**TASK REQUIREMENTS**: Every line that holds the string "from" is to be identified and copied.

※

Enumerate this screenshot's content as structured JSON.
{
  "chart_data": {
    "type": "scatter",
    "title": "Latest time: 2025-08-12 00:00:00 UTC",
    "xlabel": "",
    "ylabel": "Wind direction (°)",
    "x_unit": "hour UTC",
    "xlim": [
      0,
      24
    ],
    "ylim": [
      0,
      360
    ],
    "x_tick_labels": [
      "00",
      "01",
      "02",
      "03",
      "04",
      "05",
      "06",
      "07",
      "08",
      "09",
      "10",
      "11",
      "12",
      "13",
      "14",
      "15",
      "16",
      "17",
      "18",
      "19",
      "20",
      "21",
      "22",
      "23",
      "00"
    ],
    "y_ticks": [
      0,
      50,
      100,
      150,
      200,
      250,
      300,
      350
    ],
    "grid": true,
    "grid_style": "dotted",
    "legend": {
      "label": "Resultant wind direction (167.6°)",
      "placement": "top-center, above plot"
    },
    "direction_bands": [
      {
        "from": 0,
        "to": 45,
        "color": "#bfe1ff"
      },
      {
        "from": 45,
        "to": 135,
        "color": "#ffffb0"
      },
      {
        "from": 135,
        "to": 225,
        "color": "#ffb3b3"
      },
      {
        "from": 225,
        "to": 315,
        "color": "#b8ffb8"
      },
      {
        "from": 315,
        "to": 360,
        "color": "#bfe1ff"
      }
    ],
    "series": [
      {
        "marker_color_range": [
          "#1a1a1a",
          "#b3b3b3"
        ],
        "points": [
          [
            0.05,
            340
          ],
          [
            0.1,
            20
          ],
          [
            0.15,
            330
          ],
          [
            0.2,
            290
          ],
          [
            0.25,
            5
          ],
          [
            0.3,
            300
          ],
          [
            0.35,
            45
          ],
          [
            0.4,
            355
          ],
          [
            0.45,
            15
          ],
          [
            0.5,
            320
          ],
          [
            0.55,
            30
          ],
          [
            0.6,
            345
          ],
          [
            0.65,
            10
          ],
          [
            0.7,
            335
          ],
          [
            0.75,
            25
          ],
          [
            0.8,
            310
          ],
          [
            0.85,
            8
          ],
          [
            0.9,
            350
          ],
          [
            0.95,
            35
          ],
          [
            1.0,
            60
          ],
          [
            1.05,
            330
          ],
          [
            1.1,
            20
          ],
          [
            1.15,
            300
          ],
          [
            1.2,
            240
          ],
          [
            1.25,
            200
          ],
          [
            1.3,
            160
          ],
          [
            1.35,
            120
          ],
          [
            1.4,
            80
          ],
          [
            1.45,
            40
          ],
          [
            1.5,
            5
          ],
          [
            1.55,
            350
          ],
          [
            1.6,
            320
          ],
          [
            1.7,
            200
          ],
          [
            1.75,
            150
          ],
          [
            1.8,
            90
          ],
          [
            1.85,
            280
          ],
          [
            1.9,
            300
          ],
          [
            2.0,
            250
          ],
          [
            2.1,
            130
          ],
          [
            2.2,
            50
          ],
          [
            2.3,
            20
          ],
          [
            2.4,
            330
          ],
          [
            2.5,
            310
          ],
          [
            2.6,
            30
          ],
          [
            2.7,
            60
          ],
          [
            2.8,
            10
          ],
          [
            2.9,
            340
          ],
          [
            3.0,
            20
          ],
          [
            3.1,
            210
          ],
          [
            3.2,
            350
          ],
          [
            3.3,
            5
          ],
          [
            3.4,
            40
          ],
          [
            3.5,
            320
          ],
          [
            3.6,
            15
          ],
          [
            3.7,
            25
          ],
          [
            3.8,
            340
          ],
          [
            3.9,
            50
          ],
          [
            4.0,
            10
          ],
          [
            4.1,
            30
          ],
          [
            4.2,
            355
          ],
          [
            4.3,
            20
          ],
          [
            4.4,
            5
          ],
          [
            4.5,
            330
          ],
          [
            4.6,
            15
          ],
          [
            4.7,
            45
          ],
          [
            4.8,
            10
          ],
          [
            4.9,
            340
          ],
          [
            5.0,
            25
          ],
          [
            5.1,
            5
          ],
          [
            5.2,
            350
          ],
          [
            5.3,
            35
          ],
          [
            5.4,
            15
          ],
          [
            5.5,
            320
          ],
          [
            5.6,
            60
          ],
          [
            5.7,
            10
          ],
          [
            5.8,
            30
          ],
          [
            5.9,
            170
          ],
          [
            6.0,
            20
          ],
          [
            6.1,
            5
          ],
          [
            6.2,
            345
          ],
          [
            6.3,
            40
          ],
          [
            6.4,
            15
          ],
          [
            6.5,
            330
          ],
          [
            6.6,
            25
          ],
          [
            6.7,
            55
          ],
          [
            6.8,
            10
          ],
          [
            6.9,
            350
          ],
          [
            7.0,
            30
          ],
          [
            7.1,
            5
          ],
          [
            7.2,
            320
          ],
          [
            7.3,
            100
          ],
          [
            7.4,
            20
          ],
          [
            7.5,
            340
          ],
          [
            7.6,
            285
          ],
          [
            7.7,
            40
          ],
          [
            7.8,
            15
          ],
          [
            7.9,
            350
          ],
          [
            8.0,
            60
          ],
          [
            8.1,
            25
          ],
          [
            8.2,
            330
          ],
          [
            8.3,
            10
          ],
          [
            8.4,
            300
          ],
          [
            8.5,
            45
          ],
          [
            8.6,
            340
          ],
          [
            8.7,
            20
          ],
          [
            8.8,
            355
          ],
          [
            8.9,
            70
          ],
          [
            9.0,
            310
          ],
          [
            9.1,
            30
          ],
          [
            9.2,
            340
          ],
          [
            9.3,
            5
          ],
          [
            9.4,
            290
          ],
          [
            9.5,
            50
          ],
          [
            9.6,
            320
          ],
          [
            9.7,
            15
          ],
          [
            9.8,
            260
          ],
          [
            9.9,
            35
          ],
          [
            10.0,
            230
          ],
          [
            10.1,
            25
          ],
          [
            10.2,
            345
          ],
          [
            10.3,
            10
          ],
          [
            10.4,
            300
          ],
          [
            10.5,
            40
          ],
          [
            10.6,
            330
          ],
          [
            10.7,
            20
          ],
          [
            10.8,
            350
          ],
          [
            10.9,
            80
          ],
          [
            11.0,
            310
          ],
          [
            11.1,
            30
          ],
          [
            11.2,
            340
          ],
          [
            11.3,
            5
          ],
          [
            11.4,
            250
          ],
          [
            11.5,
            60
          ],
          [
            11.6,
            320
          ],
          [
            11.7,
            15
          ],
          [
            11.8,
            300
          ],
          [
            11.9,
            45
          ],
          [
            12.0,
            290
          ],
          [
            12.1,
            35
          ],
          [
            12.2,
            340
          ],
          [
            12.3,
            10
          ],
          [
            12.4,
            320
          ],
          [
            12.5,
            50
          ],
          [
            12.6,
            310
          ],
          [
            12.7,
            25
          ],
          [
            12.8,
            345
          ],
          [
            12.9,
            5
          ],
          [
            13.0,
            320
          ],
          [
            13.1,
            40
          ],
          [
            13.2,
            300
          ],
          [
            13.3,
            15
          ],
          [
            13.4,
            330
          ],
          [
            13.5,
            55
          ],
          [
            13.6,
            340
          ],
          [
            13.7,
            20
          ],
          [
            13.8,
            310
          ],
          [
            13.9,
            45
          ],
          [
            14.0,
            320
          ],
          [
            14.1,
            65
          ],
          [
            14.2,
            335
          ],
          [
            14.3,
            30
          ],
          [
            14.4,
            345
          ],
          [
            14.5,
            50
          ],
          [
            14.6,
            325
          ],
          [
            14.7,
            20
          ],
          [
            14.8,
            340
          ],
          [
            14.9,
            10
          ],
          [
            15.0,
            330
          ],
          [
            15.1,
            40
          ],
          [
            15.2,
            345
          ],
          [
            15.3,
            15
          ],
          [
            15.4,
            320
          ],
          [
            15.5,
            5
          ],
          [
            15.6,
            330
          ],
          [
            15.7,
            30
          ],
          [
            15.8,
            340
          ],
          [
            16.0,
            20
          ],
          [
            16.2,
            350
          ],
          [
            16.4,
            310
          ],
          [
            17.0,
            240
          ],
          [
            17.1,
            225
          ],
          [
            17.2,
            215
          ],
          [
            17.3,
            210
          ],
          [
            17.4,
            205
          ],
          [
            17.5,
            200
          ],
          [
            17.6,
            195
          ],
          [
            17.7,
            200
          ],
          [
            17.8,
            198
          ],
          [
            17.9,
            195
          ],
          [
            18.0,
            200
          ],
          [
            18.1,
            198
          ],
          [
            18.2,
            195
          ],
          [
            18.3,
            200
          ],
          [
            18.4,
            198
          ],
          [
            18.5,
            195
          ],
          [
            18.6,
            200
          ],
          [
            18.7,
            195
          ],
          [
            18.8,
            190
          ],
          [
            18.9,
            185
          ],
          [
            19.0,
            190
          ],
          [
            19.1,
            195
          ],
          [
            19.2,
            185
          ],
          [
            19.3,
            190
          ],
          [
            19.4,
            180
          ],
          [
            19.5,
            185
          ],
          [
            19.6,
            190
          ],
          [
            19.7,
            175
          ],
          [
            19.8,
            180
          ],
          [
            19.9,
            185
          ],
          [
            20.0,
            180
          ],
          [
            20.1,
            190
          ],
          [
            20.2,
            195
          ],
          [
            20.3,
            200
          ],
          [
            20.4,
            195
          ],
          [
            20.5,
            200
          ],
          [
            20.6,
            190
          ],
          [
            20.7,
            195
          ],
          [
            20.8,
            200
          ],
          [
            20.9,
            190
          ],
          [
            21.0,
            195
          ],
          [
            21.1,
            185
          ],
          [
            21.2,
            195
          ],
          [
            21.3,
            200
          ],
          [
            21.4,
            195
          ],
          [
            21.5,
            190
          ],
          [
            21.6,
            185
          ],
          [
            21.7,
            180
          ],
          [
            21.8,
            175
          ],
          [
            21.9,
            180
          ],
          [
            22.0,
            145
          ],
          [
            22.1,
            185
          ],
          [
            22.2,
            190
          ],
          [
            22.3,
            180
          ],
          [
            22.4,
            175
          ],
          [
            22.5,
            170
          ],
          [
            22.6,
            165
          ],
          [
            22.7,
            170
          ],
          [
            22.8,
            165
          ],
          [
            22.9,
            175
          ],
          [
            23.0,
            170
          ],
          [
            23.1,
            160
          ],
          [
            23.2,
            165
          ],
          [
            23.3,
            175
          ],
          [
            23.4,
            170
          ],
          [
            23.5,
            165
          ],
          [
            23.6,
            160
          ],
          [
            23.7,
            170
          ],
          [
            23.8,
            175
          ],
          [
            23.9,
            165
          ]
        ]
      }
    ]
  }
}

※

**EXERCISE ANSWER**:
        "from": 0,
        "from": 45,
        "from": 135,
        "from": 225,
        "from": 315,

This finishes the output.